Write out the material again exactly, please, and omit the pictures.
Start of Extracted information
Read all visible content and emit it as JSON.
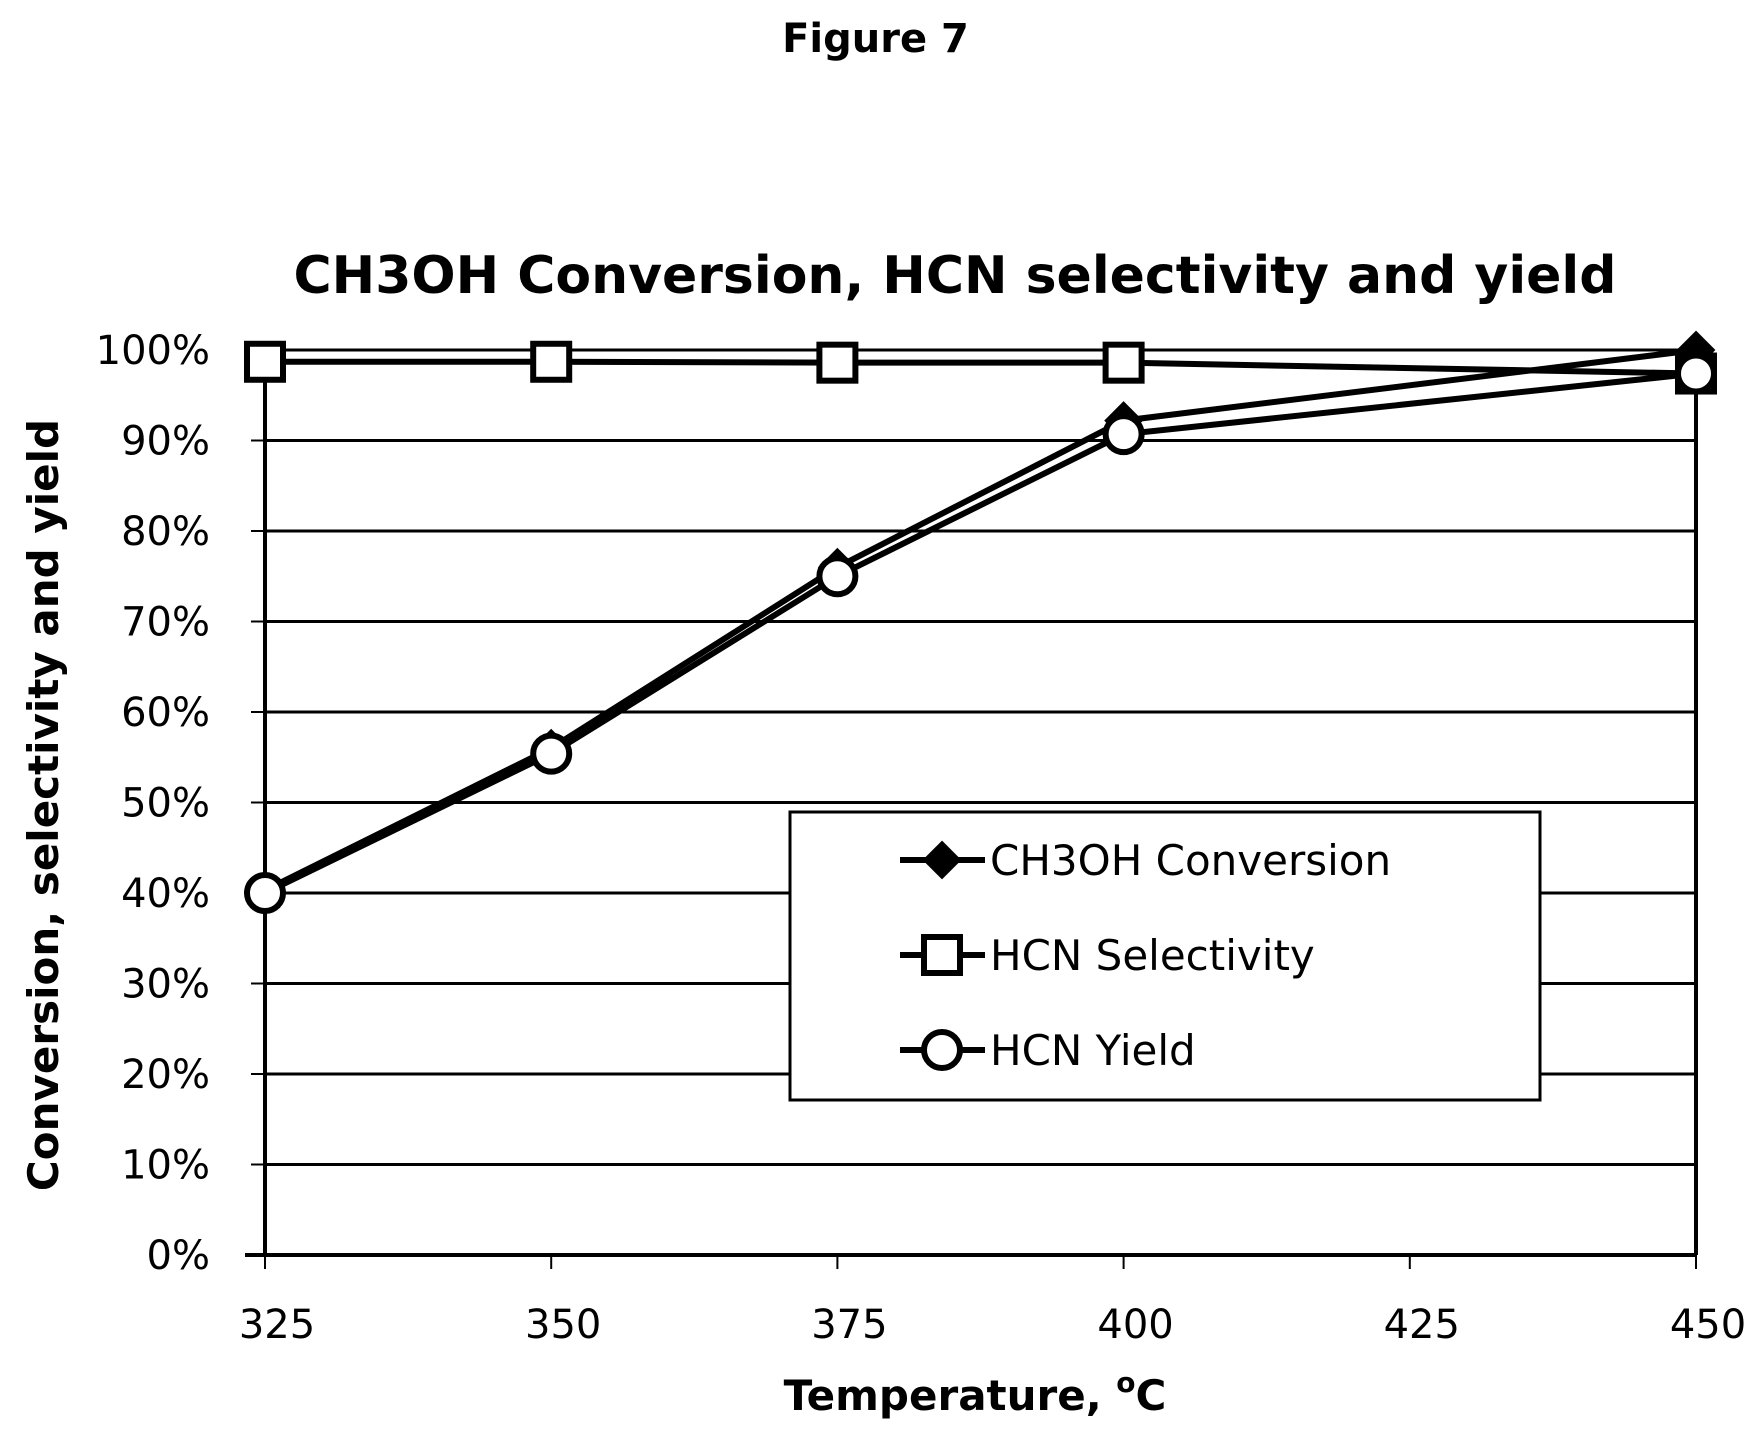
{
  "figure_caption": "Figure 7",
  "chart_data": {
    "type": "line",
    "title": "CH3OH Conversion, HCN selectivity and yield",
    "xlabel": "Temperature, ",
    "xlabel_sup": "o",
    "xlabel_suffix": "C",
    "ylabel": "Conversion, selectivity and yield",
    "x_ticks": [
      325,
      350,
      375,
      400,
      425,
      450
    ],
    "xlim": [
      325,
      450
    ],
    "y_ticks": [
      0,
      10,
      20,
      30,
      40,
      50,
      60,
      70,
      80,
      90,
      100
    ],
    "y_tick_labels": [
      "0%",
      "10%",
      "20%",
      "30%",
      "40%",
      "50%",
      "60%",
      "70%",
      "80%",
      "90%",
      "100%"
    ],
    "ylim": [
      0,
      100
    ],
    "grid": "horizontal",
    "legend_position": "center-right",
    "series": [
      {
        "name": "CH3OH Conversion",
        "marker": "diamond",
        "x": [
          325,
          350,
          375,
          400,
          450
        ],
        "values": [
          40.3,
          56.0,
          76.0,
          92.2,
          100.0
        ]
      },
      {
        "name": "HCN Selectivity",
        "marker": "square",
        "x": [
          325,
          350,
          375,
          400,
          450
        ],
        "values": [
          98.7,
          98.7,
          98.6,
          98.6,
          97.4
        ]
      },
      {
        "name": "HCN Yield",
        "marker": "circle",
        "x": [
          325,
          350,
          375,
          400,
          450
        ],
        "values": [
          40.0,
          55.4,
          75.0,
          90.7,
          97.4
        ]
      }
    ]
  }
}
End of Extracted information
■ Solution to this task:
Read all visible content and emit it as JSON.
{
  "figure_caption": "Figure 7",
  "chart_data": {
    "type": "line",
    "title": "CH3OH Conversion, HCN selectivity and yield",
    "xlabel": "Temperature, ",
    "xlabel_sup": "o",
    "xlabel_suffix": "C",
    "ylabel": "Conversion, selectivity and yield",
    "x_ticks": [
      325,
      350,
      375,
      400,
      425,
      450
    ],
    "xlim": [
      325,
      450
    ],
    "y_ticks": [
      0,
      10,
      20,
      30,
      40,
      50,
      60,
      70,
      80,
      90,
      100
    ],
    "y_tick_labels": [
      "0%",
      "10%",
      "20%",
      "30%",
      "40%",
      "50%",
      "60%",
      "70%",
      "80%",
      "90%",
      "100%"
    ],
    "ylim": [
      0,
      100
    ],
    "grid": "horizontal",
    "legend_position": "center-right",
    "series": [
      {
        "name": "CH3OH Conversion",
        "marker": "diamond",
        "x": [
          325,
          350,
          375,
          400,
          450
        ],
        "values": [
          40.3,
          56.0,
          76.0,
          92.2,
          100.0
        ]
      },
      {
        "name": "HCN Selectivity",
        "marker": "square",
        "x": [
          325,
          350,
          375,
          400,
          450
        ],
        "values": [
          98.7,
          98.7,
          98.6,
          98.6,
          97.4
        ]
      },
      {
        "name": "HCN Yield",
        "marker": "circle",
        "x": [
          325,
          350,
          375,
          400,
          450
        ],
        "values": [
          40.0,
          55.4,
          75.0,
          90.7,
          97.4
        ]
      }
    ]
  }
}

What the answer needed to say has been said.